PROBLEM REQUIREMENTS
Quote every line below exactly as it reads.

-- start --

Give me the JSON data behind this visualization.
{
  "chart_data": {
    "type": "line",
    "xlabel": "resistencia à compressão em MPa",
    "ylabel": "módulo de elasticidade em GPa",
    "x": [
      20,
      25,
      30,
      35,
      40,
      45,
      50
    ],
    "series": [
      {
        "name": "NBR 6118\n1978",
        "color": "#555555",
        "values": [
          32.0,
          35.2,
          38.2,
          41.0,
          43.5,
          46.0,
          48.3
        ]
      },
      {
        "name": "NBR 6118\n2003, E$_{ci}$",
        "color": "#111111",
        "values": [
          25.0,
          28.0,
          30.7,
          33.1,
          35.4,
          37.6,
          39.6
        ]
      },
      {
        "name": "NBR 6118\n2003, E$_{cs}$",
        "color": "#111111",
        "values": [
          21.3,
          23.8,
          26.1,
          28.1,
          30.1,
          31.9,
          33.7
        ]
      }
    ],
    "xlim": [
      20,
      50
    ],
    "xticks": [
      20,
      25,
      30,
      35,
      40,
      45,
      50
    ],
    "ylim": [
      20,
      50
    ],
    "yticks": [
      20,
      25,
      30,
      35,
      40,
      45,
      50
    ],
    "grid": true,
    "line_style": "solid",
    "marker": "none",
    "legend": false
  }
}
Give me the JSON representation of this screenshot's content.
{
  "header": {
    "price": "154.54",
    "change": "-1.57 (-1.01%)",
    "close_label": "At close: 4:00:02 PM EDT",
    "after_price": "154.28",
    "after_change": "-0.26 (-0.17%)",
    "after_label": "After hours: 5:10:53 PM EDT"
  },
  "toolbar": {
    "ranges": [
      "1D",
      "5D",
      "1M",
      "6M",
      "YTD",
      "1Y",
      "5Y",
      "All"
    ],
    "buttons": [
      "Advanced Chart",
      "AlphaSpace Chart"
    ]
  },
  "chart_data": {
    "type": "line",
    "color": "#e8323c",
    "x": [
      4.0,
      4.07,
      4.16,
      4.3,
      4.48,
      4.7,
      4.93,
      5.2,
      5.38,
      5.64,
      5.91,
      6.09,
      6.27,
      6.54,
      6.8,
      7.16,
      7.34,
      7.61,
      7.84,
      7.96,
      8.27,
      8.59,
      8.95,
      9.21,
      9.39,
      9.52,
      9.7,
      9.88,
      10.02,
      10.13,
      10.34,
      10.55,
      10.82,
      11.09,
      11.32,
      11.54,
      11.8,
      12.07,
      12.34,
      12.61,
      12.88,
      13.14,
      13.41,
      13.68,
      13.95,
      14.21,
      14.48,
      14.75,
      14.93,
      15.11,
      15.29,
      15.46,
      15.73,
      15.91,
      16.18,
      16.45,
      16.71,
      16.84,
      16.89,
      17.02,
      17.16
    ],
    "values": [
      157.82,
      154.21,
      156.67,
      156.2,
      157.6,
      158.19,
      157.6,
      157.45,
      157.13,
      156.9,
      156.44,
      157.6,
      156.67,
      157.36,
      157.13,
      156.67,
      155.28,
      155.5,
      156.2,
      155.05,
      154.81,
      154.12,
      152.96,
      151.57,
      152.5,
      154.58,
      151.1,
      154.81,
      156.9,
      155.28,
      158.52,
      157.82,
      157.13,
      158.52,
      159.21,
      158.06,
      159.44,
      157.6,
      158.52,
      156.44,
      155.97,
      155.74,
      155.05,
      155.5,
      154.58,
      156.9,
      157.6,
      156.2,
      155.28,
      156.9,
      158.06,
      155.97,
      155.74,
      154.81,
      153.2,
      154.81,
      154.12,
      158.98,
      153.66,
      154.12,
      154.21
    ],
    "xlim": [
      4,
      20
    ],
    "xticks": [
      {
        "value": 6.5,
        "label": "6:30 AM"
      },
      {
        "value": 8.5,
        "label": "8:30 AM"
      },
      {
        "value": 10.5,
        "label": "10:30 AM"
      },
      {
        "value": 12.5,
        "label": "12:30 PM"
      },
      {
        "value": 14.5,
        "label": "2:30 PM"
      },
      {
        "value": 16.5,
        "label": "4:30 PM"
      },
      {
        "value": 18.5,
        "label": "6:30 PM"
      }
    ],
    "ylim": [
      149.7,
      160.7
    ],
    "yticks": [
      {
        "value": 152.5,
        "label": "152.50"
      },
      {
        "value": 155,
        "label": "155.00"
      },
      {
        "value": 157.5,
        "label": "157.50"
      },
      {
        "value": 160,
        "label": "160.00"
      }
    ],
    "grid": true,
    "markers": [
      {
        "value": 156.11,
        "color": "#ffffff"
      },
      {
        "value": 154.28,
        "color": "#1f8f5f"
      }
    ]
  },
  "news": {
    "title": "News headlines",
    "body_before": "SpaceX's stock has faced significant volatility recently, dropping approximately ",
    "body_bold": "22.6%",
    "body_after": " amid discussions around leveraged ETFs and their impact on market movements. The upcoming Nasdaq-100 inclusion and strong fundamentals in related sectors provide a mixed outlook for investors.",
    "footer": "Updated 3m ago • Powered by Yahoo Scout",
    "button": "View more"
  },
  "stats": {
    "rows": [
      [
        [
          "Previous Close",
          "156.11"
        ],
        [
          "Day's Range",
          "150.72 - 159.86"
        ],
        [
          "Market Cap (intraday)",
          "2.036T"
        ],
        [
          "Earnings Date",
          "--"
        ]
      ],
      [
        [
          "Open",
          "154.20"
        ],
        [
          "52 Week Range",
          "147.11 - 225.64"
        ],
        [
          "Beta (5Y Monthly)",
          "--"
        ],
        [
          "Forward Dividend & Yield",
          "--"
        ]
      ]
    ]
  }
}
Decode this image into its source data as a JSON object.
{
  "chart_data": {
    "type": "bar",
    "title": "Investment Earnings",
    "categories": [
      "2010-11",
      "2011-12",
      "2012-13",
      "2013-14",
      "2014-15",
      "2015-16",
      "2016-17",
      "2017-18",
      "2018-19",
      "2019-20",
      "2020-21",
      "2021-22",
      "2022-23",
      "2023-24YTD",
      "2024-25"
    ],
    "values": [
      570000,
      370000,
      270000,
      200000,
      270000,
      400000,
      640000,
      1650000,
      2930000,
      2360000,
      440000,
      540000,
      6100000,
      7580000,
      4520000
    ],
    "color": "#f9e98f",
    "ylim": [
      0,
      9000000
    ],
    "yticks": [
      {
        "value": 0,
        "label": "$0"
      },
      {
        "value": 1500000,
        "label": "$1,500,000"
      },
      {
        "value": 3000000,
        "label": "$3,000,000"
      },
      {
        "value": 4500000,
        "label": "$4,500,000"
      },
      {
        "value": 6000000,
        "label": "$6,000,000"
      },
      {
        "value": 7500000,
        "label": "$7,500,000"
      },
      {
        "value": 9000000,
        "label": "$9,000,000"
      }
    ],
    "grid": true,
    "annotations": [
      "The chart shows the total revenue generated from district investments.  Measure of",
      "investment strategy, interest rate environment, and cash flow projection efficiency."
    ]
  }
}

-- end --

ANSWER TO THE TASK
Give me the JSON data behind this visualization.
{
  "chart_data": {
    "type": "line",
    "xlabel": "resistencia à compressão em MPa",
    "ylabel": "módulo de elasticidade em GPa",
    "x": [
      20,
      25,
      30,
      35,
      40,
      45,
      50
    ],
    "series": [
      {
        "name": "NBR 6118\n1978",
        "color": "#555555",
        "values": [
          32.0,
          35.2,
          38.2,
          41.0,
          43.5,
          46.0,
          48.3
        ]
      },
      {
        "name": "NBR 6118\n2003, E$_{ci}$",
        "color": "#111111",
        "values": [
          25.0,
          28.0,
          30.7,
          33.1,
          35.4,
          37.6,
          39.6
        ]
      },
      {
        "name": "NBR 6118\n2003, E$_{cs}$",
        "color": "#111111",
        "values": [
          21.3,
          23.8,
          26.1,
          28.1,
          30.1,
          31.9,
          33.7
        ]
      }
    ],
    "xlim": [
      20,
      50
    ],
    "xticks": [
      20,
      25,
      30,
      35,
      40,
      45,
      50
    ],
    "ylim": [
      20,
      50
    ],
    "yticks": [
      20,
      25,
      30,
      35,
      40,
      45,
      50
    ],
    "grid": true,
    "line_style": "solid",
    "marker": "none",
    "legend": false
  }
}
Give me the JSON representation of this screenshot's content.
{
  "header": {
    "price": "154.54",
    "change": "-1.57 (-1.01%)",
    "close_label": "At close: 4:00:02 PM EDT",
    "after_price": "154.28",
    "after_change": "-0.26 (-0.17%)",
    "after_label": "After hours: 5:10:53 PM EDT"
  },
  "toolbar": {
    "ranges": [
      "1D",
      "5D",
      "1M",
      "6M",
      "YTD",
      "1Y",
      "5Y",
      "All"
    ],
    "buttons": [
      "Advanced Chart",
      "AlphaSpace Chart"
    ]
  },
  "chart_data": {
    "type": "line",
    "color": "#e8323c",
    "x": [
      4.0,
      4.07,
      4.16,
      4.3,
      4.48,
      4.7,
      4.93,
      5.2,
      5.38,
      5.64,
      5.91,
      6.09,
      6.27,
      6.54,
      6.8,
      7.16,
      7.34,
      7.61,
      7.84,
      7.96,
      8.27,
      8.59,
      8.95,
      9.21,
      9.39,
      9.52,
      9.7,
      9.88,
      10.02,
      10.13,
      10.34,
      10.55,
      10.82,
      11.09,
      11.32,
      11.54,
      11.8,
      12.07,
      12.34,
      12.61,
      12.88,
      13.14,
      13.41,
      13.68,
      13.95,
      14.21,
      14.48,
      14.75,
      14.93,
      15.11,
      15.29,
      15.46,
      15.73,
      15.91,
      16.18,
      16.45,
      16.71,
      16.84,
      16.89,
      17.02,
      17.16
    ],
    "values": [
      157.82,
      154.21,
      156.67,
      156.2,
      157.6,
      158.19,
      157.6,
      157.45,
      157.13,
      156.9,
      156.44,
      157.6,
      156.67,
      157.36,
      157.13,
      156.67,
      155.28,
      155.5,
      156.2,
      155.05,
      154.81,
      154.12,
      152.96,
      151.57,
      152.5,
      154.58,
      151.1,
      154.81,
      156.9,
      155.28,
      158.52,
      157.82,
      157.13,
      158.52,
      159.21,
      158.06,
      159.44,
      157.6,
      158.52,
      156.44,
      155.97,
      155.74,
      155.05,
      155.5,
      154.58,
      156.9,
      157.6,
      156.2,
      155.28,
      156.9,
      158.06,
      155.97,
      155.74,
      154.81,
      153.2,
      154.81,
      154.12,
      158.98,
      153.66,
      154.12,
      154.21
    ],
    "xlim": [
      4,
      20
    ],
    "xticks": [
      {
        "value": 6.5,
        "label": "6:30 AM"
      },
      {
        "value": 8.5,
        "label": "8:30 AM"
      },
      {
        "value": 10.5,
        "label": "10:30 AM"
      },
      {
        "value": 12.5,
        "label": "12:30 PM"
      },
      {
        "value": 14.5,
        "label": "2:30 PM"
      },
      {
        "value": 16.5,
        "label": "4:30 PM"
      },
      {
        "value": 18.5,
        "label": "6:30 PM"
      }
    ],
    "ylim": [
      149.7,
      160.7
    ],
    "yticks": [
      {
        "value": 152.5,
        "label": "152.50"
      },
      {
        "value": 155,
        "label": "155.00"
      },
      {
        "value": 157.5,
        "label": "157.50"
      },
      {
        "value": 160,
        "label": "160.00"
      }
    ],
    "grid": true,
    "markers": [
      {
        "value": 156.11,
        "color": "#ffffff"
      },
      {
        "value": 154.28,
        "color": "#1f8f5f"
      }
    ]
  },
  "news": {
    "title": "News headlines",
    "body_before": "SpaceX's stock has faced significant volatility recently, dropping approximately ",
    "body_bold": "22.6%",
    "body_after": " amid discussions around leveraged ETFs and their impact on market movements. The upcoming Nasdaq-100 inclusion and strong fundamentals in related sectors provide a mixed outlook for investors.",
    "footer": "Updated 3m ago • Powered by Yahoo Scout",
    "button": "View more"
  },
  "stats": {
    "rows": [
      [
        [
          "Previous Close",
          "156.11"
        ],
        [
          "Day's Range",
          "150.72 - 159.86"
        ],
        [
          "Market Cap (intraday)",
          "2.036T"
        ],
        [
          "Earnings Date",
          "--"
        ]
      ],
      [
        [
          "Open",
          "154.20"
        ],
        [
          "52 Week Range",
          "147.11 - 225.64"
        ],
        [
          "Beta (5Y Monthly)",
          "--"
        ],
        [
          "Forward Dividend & Yield",
          "--"
        ]
      ]
    ]
  }
}
Decode this image into its source data as a JSON object.
{
  "chart_data": {
    "type": "bar",
    "title": "Investment Earnings",
    "categories": [
      "2010-11",
      "2011-12",
      "2012-13",
      "2013-14",
      "2014-15",
      "2015-16",
      "2016-17",
      "2017-18",
      "2018-19",
      "2019-20",
      "2020-21",
      "2021-22",
      "2022-23",
      "2023-24YTD",
      "2024-25"
    ],
    "values": [
      570000,
      370000,
      270000,
      200000,
      270000,
      400000,
      640000,
      1650000,
      2930000,
      2360000,
      440000,
      540000,
      6100000,
      7580000,
      4520000
    ],
    "color": "#f9e98f",
    "ylim": [
      0,
      9000000
    ],
    "yticks": [
      {
        "value": 0,
        "label": "$0"
      },
      {
        "value": 1500000,
        "label": "$1,500,000"
      },
      {
        "value": 3000000,
        "label": "$3,000,000"
      },
      {
        "value": 4500000,
        "label": "$4,500,000"
      },
      {
        "value": 6000000,
        "label": "$6,000,000"
      },
      {
        "value": 7500000,
        "label": "$7,500,000"
      },
      {
        "value": 9000000,
        "label": "$9,000,000"
      }
    ],
    "grid": true,
    "annotations": [
      "The chart shows the total revenue generated from district investments.  Measure of",
      "investment strategy, interest rate environment, and cash flow projection efficiency."
    ]
  }
}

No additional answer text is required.